[Stored records]
====

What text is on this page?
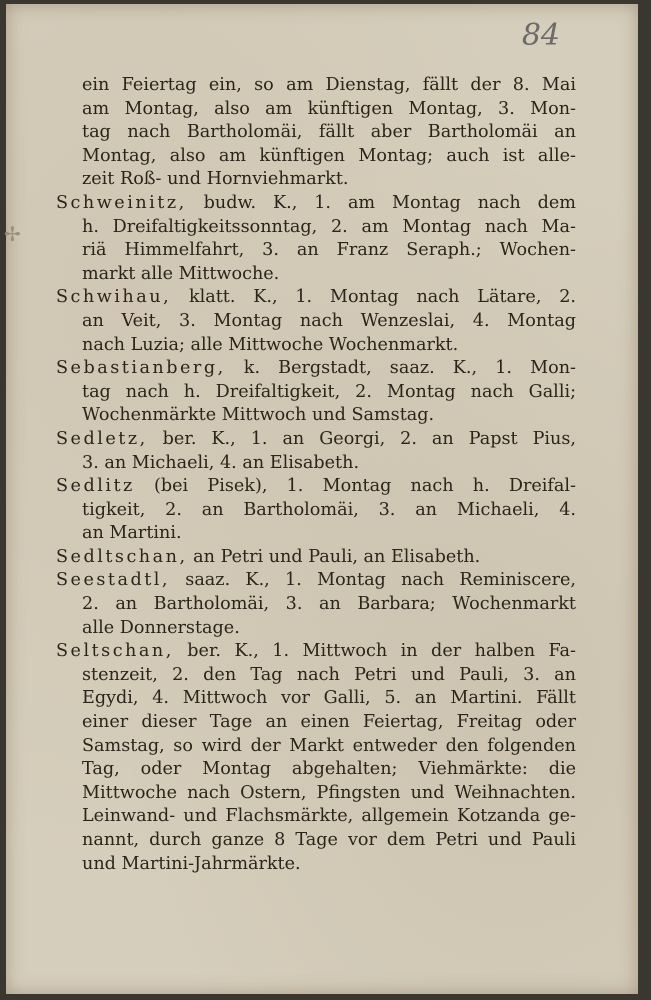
84
✢
ein Feiertag ein, so am Dienstag, fällt der 8. Mai
am Montag, also am künftigen Montag, 3. Mon-
tag nach Bartholomäi, fällt aber Bartholomäi an
Montag, also am künftigen Montag; auch ist alle-
zeit Roß- und Hornviehmarkt.
Schweinitz, budw. K., 1. am Montag nach dem
h. Dreifaltigkeitssonntag, 2. am Montag nach Ma-
riä Himmelfahrt, 3. an Franz Seraph.; Wochen-
markt alle Mittwoche.
Schwihau, klatt. K., 1. Montag nach Lätare, 2.
an Veit, 3. Montag nach Wenzeslai, 4. Montag
nach Luzia; alle Mittwoche Wochenmarkt.
Sebastianberg, k. Bergstadt, saaz. K., 1. Mon-
tag nach h. Dreifaltigkeit, 2. Montag nach Galli;
Wochenmärkte Mittwoch und Samstag.
Sedletz, ber. K., 1. an Georgi, 2. an Papst Pius,
3. an Michaeli, 4. an Elisabeth.
Sedlitz (bei Pisek), 1. Montag nach h. Dreifal-
tigkeit, 2. an Bartholomäi, 3. an Michaeli, 4.
an Martini.
Sedltschan, an Petri und Pauli, an Elisabeth.
Seestadtl, saaz. K., 1. Montag nach Reminiscere,
2. an Bartholomäi, 3. an Barbara; Wochenmarkt
alle Donnerstage.
Seltschan, ber. K., 1. Mittwoch in der halben Fa-
stenzeit, 2. den Tag nach Petri und Pauli, 3. an
Egydi, 4. Mittwoch vor Galli, 5. an Martini. Fällt
einer dieser Tage an einen Feiertag, Freitag oder
Samstag, so wird der Markt entweder den folgenden
Tag, oder Montag abgehalten; Viehmärkte: die
Mittwoche nach Ostern, Pfingsten und Weihnachten.
Leinwand- und Flachsmärkte, allgemein Kotzanda ge-
nannt, durch ganze 8 Tage vor dem Petri und Pauli
und Martini-Jahrmärkte.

====

Given instruction: Extract all lines from the material above that include the word "saaz".

Written reply:
Sebastianberg, k. Bergstadt, saaz. K., 1. Mon-
Seestadtl, saaz. K., 1. Montag nach Reminiscere,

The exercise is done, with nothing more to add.